===== RECORD LIST =====
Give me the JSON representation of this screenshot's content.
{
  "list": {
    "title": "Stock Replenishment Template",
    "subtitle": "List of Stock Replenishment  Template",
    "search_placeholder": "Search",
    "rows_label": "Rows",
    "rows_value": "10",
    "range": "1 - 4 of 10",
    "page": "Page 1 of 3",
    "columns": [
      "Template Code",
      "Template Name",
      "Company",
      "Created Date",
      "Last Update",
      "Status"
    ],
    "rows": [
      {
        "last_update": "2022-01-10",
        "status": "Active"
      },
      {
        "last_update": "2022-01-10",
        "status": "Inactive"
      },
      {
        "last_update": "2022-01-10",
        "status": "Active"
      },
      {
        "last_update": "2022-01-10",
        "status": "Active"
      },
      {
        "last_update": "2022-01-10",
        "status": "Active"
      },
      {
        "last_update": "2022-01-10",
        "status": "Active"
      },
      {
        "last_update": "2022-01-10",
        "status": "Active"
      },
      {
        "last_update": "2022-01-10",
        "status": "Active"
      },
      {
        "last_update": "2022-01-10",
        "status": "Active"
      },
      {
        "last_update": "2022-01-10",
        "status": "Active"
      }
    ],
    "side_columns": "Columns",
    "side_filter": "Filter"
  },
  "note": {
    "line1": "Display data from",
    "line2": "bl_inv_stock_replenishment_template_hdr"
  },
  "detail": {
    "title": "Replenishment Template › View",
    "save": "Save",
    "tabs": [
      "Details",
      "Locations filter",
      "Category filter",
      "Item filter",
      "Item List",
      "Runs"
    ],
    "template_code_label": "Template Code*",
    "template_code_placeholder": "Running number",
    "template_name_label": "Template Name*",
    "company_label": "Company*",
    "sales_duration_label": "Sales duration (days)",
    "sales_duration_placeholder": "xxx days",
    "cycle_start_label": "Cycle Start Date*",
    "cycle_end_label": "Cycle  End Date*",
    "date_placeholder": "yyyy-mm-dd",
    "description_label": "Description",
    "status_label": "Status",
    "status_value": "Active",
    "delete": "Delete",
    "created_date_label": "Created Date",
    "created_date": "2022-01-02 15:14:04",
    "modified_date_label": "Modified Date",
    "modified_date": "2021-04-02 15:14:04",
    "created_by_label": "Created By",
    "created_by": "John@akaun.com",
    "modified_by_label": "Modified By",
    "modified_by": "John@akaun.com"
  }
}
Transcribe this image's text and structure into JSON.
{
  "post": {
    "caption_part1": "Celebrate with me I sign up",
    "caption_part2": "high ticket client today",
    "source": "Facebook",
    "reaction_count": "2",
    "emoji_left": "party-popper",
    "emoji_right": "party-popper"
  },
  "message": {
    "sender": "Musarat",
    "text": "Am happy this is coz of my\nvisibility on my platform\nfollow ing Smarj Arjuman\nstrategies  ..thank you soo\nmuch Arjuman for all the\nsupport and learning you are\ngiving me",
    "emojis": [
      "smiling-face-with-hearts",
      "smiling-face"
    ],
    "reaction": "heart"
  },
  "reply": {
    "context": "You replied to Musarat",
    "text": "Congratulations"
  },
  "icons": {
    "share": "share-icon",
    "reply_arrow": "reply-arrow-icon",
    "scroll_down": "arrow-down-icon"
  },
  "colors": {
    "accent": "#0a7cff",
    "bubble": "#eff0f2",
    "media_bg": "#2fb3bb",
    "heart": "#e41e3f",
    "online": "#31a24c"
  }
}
=====
■ SHORT TASK:
From the data above, extract every line in its exact form.

■ EXPECTED ANSWER:
Give me the JSON representation of this screenshot's content.
{
  "list": {
    "title": "Stock Replenishment Template",
    "subtitle": "List of Stock Replenishment  Template",
    "search_placeholder": "Search",
    "rows_label": "Rows",
    "rows_value": "10",
    "range": "1 - 4 of 10",
    "page": "Page 1 of 3",
    "columns": [
      "Template Code",
      "Template Name",
      "Company",
      "Created Date",
      "Last Update",
      "Status"
    ],
    "rows": [
      {
        "last_update": "2022-01-10",
        "status": "Active"
      },
      {
        "last_update": "2022-01-10",
        "status": "Inactive"
      },
      {
        "last_update": "2022-01-10",
        "status": "Active"
      },
      {
        "last_update": "2022-01-10",
        "status": "Active"
      },
      {
        "last_update": "2022-01-10",
        "status": "Active"
      },
      {
        "last_update": "2022-01-10",
        "status": "Active"
      },
      {
        "last_update": "2022-01-10",
        "status": "Active"
      },
      {
        "last_update": "2022-01-10",
        "status": "Active"
      },
      {
        "last_update": "2022-01-10",
        "status": "Active"
      },
      {
        "last_update": "2022-01-10",
        "status": "Active"
      }
    ],
    "side_columns": "Columns",
    "side_filter": "Filter"
  },
  "note": {
    "line1": "Display data from",
    "line2": "bl_inv_stock_replenishment_template_hdr"
  },
  "detail": {
    "title": "Replenishment Template › View",
    "save": "Save",
    "tabs": [
      "Details",
      "Locations filter",
      "Category filter",
      "Item filter",
      "Item List",
      "Runs"
    ],
    "template_code_label": "Template Code*",
    "template_code_placeholder": "Running number",
    "template_name_label": "Template Name*",
    "company_label": "Company*",
    "sales_duration_label": "Sales duration (days)",
    "sales_duration_placeholder": "xxx days",
    "cycle_start_label": "Cycle Start Date*",
    "cycle_end_label": "Cycle  End Date*",
    "date_placeholder": "yyyy-mm-dd",
    "description_label": "Description",
    "status_label": "Status",
    "status_value": "Active",
    "delete": "Delete",
    "created_date_label": "Created Date",
    "created_date": "2022-01-02 15:14:04",
    "modified_date_label": "Modified Date",
    "modified_date": "2021-04-02 15:14:04",
    "created_by_label": "Created By",
    "created_by": "John@akaun.com",
    "modified_by_label": "Modified By",
    "modified_by": "John@akaun.com"
  }
}
Transcribe this image's text and structure into JSON.
{
  "post": {
    "caption_part1": "Celebrate with me I sign up",
    "caption_part2": "high ticket client today",
    "source": "Facebook",
    "reaction_count": "2",
    "emoji_left": "party-popper",
    "emoji_right": "party-popper"
  },
  "message": {
    "sender": "Musarat",
    "text": "Am happy this is coz of my\nvisibility on my platform\nfollow ing Smarj Arjuman\nstrategies  ..thank you soo\nmuch Arjuman for all the\nsupport and learning you are\ngiving me",
    "emojis": [
      "smiling-face-with-hearts",
      "smiling-face"
    ],
    "reaction": "heart"
  },
  "reply": {
    "context": "You replied to Musarat",
    "text": "Congratulations"
  },
  "icons": {
    "share": "share-icon",
    "reply_arrow": "reply-arrow-icon",
    "scroll_down": "arrow-down-icon"
  },
  "colors": {
    "accent": "#0a7cff",
    "bubble": "#eff0f2",
    "media_bg": "#2fb3bb",
    "heart": "#e41e3f",
    "online": "#31a24c"
  }
}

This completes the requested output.